─── DATA RECORDS ───

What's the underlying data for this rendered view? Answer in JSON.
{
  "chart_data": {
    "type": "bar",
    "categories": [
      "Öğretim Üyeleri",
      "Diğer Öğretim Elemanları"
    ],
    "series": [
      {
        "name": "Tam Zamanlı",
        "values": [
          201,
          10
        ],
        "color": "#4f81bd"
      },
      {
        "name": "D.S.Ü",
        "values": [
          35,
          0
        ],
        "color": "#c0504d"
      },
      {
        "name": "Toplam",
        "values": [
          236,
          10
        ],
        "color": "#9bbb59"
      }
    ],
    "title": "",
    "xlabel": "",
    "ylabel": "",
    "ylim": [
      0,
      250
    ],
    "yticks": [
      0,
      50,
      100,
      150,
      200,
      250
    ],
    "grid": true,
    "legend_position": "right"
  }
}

───

*GOAL OF THE EXERCISE*
Write out the whole listing exactly.

*THE OUTPUT*
What's the underlying data for this rendered view? Answer in JSON.
{
  "chart_data": {
    "type": "bar",
    "categories": [
      "Öğretim Üyeleri",
      "Diğer Öğretim Elemanları"
    ],
    "series": [
      {
        "name": "Tam Zamanlı",
        "values": [
          201,
          10
        ],
        "color": "#4f81bd"
      },
      {
        "name": "D.S.Ü",
        "values": [
          35,
          0
        ],
        "color": "#c0504d"
      },
      {
        "name": "Toplam",
        "values": [
          236,
          10
        ],
        "color": "#9bbb59"
      }
    ],
    "title": "",
    "xlabel": "",
    "ylabel": "",
    "ylim": [
      0,
      250
    ],
    "yticks": [
      0,
      50,
      100,
      150,
      200,
      250
    ],
    "grid": true,
    "legend_position": "right"
  }
}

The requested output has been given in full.